Each entry that follows must be output without any deviation.

**RECORDS SHOWN:**
%%

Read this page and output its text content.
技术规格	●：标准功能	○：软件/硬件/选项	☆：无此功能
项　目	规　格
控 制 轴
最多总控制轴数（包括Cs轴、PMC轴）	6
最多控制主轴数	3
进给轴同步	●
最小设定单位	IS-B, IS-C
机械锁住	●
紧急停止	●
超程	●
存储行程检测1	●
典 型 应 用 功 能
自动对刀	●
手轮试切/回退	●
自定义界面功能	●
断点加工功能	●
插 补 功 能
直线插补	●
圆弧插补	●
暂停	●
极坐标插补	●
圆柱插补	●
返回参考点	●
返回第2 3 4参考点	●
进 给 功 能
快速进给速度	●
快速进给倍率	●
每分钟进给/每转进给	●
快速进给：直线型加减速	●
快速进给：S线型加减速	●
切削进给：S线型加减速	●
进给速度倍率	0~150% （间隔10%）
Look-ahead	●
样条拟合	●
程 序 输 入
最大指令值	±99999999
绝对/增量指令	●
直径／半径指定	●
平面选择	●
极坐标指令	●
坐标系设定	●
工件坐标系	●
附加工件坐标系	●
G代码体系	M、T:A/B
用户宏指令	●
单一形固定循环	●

%%

**OUTPUT OF THE TASK:**
Read this page and output its text content.
技术规格	●：标准功能	○：软件/硬件/选项	☆：无此功能
项　目	规　格
控 制 轴
最多总控制轴数（包括Cs轴、PMC轴）	6
最多控制主轴数	3
进给轴同步	●
最小设定单位	IS-B, IS-C
机械锁住	●
紧急停止	●
超程	●
存储行程检测1	●
典 型 应 用 功 能
自动对刀	●
手轮试切/回退	●
自定义界面功能	●
断点加工功能	●
插 补 功 能
直线插补	●
圆弧插补	●
暂停	●
极坐标插补	●
圆柱插补	●
返回参考点	●
返回第2 3 4参考点	●
进 给 功 能
快速进给速度	●
快速进给倍率	●
每分钟进给/每转进给	●
快速进给：直线型加减速	●
快速进给：S线型加减速	●
切削进给：S线型加减速	●
进给速度倍率	0~150% （间隔10%）
Look-ahead	●
样条拟合	●
程 序 输 入
最大指令值	±99999999
绝对/增量指令	●
直径／半径指定	●
平面选择	●
极坐标指令	●
坐标系设定	●
工件坐标系	●
附加工件坐标系	●
G代码体系	M、T:A/B
用户宏指令	●
单一形固定循环	●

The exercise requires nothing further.